Rows from a figure dataset —
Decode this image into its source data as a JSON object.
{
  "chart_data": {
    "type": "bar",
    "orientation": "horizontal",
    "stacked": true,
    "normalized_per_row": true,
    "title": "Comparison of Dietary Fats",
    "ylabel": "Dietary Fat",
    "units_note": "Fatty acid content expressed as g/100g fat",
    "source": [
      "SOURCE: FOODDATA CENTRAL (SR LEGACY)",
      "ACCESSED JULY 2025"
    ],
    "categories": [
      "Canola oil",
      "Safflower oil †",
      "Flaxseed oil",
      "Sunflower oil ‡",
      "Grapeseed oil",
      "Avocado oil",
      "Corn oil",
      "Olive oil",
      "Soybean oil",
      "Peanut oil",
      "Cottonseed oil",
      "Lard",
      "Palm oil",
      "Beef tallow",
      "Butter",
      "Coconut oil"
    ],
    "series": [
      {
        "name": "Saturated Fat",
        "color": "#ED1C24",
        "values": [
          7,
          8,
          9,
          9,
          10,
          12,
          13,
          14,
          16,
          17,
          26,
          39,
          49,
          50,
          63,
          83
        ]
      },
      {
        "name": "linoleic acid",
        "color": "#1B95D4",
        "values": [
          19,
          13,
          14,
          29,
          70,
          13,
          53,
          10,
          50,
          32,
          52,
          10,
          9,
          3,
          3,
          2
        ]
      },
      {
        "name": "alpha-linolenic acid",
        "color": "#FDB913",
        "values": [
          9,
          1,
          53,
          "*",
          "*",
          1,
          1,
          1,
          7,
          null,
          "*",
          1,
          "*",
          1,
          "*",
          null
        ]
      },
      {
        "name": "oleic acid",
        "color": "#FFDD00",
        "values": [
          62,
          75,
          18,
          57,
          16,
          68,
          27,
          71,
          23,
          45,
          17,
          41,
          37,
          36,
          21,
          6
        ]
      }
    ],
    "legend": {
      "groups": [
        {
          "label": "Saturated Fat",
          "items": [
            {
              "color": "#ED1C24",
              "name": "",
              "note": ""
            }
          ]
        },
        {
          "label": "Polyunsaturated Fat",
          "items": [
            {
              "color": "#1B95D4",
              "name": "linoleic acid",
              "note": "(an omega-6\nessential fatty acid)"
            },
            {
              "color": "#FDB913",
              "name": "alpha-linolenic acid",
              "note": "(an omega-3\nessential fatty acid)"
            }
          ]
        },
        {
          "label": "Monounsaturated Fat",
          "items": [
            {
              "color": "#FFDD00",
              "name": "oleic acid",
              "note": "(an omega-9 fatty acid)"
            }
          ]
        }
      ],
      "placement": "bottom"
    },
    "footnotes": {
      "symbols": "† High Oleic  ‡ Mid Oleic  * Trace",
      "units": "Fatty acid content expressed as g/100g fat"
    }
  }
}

WORK REQUIRED —
Repeat the records above in full, character for character.

RESULT —
Decode this image into its source data as a JSON object.
{
  "chart_data": {
    "type": "bar",
    "orientation": "horizontal",
    "stacked": true,
    "normalized_per_row": true,
    "title": "Comparison of Dietary Fats",
    "ylabel": "Dietary Fat",
    "units_note": "Fatty acid content expressed as g/100g fat",
    "source": [
      "SOURCE: FOODDATA CENTRAL (SR LEGACY)",
      "ACCESSED JULY 2025"
    ],
    "categories": [
      "Canola oil",
      "Safflower oil †",
      "Flaxseed oil",
      "Sunflower oil ‡",
      "Grapeseed oil",
      "Avocado oil",
      "Corn oil",
      "Olive oil",
      "Soybean oil",
      "Peanut oil",
      "Cottonseed oil",
      "Lard",
      "Palm oil",
      "Beef tallow",
      "Butter",
      "Coconut oil"
    ],
    "series": [
      {
        "name": "Saturated Fat",
        "color": "#ED1C24",
        "values": [
          7,
          8,
          9,
          9,
          10,
          12,
          13,
          14,
          16,
          17,
          26,
          39,
          49,
          50,
          63,
          83
        ]
      },
      {
        "name": "linoleic acid",
        "color": "#1B95D4",
        "values": [
          19,
          13,
          14,
          29,
          70,
          13,
          53,
          10,
          50,
          32,
          52,
          10,
          9,
          3,
          3,
          2
        ]
      },
      {
        "name": "alpha-linolenic acid",
        "color": "#FDB913",
        "values": [
          9,
          1,
          53,
          "*",
          "*",
          1,
          1,
          1,
          7,
          null,
          "*",
          1,
          "*",
          1,
          "*",
          null
        ]
      },
      {
        "name": "oleic acid",
        "color": "#FFDD00",
        "values": [
          62,
          75,
          18,
          57,
          16,
          68,
          27,
          71,
          23,
          45,
          17,
          41,
          37,
          36,
          21,
          6
        ]
      }
    ],
    "legend": {
      "groups": [
        {
          "label": "Saturated Fat",
          "items": [
            {
              "color": "#ED1C24",
              "name": "",
              "note": ""
            }
          ]
        },
        {
          "label": "Polyunsaturated Fat",
          "items": [
            {
              "color": "#1B95D4",
              "name": "linoleic acid",
              "note": "(an omega-6\nessential fatty acid)"
            },
            {
              "color": "#FDB913",
              "name": "alpha-linolenic acid",
              "note": "(an omega-3\nessential fatty acid)"
            }
          ]
        },
        {
          "label": "Monounsaturated Fat",
          "items": [
            {
              "color": "#FFDD00",
              "name": "oleic acid",
              "note": "(an omega-9 fatty acid)"
            }
          ]
        }
      ],
      "placement": "bottom"
    },
    "footnotes": {
      "symbols": "† High Oleic  ‡ Mid Oleic  * Trace",
      "units": "Fatty acid content expressed as g/100g fat"
    }
  }
}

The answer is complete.